• [TASK DESCRIPTION] Using the material that follows, identify and copy each line with the string "theory".

(Dataset rows)
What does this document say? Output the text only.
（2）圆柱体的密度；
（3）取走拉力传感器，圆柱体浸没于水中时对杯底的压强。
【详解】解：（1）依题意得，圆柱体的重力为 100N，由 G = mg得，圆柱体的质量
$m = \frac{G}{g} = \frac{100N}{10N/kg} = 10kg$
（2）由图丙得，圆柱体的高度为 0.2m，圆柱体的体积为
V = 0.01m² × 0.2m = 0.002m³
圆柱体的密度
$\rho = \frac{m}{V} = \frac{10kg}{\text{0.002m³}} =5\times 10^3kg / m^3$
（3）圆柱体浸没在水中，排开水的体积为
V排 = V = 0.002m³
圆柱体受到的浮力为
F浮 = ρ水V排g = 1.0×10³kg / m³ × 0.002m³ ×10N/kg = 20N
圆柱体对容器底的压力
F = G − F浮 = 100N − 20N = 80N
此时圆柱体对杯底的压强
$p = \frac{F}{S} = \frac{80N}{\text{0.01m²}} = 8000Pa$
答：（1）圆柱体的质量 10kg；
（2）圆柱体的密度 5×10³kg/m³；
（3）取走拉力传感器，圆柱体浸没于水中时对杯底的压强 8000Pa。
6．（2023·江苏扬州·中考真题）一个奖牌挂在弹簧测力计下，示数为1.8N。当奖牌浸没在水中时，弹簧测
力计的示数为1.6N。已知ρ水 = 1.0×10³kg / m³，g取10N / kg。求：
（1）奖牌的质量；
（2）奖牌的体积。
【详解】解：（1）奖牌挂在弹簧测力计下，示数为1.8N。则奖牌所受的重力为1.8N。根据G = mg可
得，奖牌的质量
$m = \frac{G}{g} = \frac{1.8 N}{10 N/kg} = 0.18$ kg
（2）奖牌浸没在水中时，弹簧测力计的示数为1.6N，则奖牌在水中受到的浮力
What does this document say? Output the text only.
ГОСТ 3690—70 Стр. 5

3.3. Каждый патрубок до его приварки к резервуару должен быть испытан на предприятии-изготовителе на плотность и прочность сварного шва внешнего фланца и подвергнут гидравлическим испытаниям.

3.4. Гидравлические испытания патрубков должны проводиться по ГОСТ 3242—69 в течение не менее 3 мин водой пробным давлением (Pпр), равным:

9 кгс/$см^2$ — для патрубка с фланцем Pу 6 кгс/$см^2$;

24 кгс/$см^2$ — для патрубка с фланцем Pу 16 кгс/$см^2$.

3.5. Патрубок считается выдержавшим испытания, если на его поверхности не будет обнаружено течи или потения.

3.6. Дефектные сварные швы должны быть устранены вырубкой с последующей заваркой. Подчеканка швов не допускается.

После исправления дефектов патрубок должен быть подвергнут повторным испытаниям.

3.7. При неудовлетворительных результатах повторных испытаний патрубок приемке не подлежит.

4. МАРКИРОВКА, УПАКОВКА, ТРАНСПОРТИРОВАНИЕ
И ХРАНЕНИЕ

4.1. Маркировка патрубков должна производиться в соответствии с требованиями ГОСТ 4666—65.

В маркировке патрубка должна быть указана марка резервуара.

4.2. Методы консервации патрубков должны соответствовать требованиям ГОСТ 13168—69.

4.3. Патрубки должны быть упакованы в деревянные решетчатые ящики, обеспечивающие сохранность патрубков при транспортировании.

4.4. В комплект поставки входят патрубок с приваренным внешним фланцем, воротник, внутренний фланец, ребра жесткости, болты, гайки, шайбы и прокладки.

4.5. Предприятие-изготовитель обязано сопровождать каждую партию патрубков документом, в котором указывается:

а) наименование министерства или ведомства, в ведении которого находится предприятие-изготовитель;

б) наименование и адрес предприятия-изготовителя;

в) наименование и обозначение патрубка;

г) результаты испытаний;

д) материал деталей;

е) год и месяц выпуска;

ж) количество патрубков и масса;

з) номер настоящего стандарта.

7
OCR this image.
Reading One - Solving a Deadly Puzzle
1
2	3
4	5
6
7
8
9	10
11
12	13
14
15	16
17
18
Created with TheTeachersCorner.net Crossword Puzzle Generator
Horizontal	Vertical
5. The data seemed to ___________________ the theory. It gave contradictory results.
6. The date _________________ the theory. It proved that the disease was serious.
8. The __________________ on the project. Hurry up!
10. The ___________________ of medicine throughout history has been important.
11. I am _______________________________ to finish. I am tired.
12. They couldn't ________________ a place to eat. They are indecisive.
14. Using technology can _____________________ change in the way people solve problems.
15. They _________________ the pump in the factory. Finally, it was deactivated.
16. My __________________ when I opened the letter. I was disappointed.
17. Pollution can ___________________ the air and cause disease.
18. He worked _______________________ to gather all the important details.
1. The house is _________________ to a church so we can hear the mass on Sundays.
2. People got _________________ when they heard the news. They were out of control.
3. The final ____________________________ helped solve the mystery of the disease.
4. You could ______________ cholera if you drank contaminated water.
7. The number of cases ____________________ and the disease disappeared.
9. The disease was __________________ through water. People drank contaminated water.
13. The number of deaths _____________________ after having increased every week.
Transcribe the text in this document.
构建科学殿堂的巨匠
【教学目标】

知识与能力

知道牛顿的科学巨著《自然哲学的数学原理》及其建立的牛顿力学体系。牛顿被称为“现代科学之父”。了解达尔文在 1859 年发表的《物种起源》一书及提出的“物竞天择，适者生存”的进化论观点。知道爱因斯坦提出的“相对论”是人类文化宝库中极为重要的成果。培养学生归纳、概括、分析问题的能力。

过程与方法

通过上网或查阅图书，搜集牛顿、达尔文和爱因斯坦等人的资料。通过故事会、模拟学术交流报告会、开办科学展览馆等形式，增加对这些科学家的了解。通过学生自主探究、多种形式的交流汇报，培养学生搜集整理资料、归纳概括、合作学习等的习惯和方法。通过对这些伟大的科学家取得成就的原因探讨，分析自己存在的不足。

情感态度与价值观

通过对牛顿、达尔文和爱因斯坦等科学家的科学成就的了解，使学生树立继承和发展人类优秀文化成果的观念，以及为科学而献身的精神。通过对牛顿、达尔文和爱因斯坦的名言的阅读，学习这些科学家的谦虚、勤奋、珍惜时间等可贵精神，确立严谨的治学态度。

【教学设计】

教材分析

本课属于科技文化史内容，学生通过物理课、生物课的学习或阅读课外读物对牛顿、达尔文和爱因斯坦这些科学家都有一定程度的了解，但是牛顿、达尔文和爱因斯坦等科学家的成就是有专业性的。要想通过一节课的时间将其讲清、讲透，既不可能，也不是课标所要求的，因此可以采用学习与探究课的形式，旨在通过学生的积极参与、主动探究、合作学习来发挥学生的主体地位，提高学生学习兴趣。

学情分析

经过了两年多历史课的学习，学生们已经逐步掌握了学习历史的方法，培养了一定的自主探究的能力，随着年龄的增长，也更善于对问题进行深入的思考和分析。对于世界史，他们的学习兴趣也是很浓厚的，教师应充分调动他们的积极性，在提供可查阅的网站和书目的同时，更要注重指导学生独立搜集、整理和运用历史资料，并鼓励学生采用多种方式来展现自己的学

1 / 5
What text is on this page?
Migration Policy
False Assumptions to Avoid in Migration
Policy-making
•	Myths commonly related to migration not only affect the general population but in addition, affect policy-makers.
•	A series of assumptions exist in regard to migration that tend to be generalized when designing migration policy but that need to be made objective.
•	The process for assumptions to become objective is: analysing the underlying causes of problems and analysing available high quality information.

• [PROBLEM SOLUTION]
5. The data seemed to ___________________ the theory. It gave contradictory results.
6. The date _________________ the theory. It proved that the disease was serious.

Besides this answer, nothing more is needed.